▶ Task statement
Will you print the material below without altering a single character?

— Start Dataset records —

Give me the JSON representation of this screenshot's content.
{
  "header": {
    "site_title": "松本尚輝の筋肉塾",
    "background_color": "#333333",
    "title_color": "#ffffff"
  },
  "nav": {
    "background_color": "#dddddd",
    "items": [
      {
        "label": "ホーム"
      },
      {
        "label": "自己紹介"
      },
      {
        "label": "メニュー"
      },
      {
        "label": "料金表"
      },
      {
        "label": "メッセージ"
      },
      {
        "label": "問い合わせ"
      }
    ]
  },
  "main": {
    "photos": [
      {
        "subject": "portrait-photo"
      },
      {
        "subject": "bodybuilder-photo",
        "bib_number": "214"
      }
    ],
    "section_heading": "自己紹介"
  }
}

— End Dataset records —

▶ Correct result
Give me the JSON representation of this screenshot's content.
{
  "header": {
    "site_title": "松本尚輝の筋肉塾",
    "background_color": "#333333",
    "title_color": "#ffffff"
  },
  "nav": {
    "background_color": "#dddddd",
    "items": [
      {
        "label": "ホーム"
      },
      {
        "label": "自己紹介"
      },
      {
        "label": "メニュー"
      },
      {
        "label": "料金表"
      },
      {
        "label": "メッセージ"
      },
      {
        "label": "問い合わせ"
      }
    ]
  },
  "main": {
    "photos": [
      {
        "subject": "portrait-photo"
      },
      {
        "subject": "bodybuilder-photo",
        "bib_number": "214"
      }
    ],
    "section_heading": "自己紹介"
  }
}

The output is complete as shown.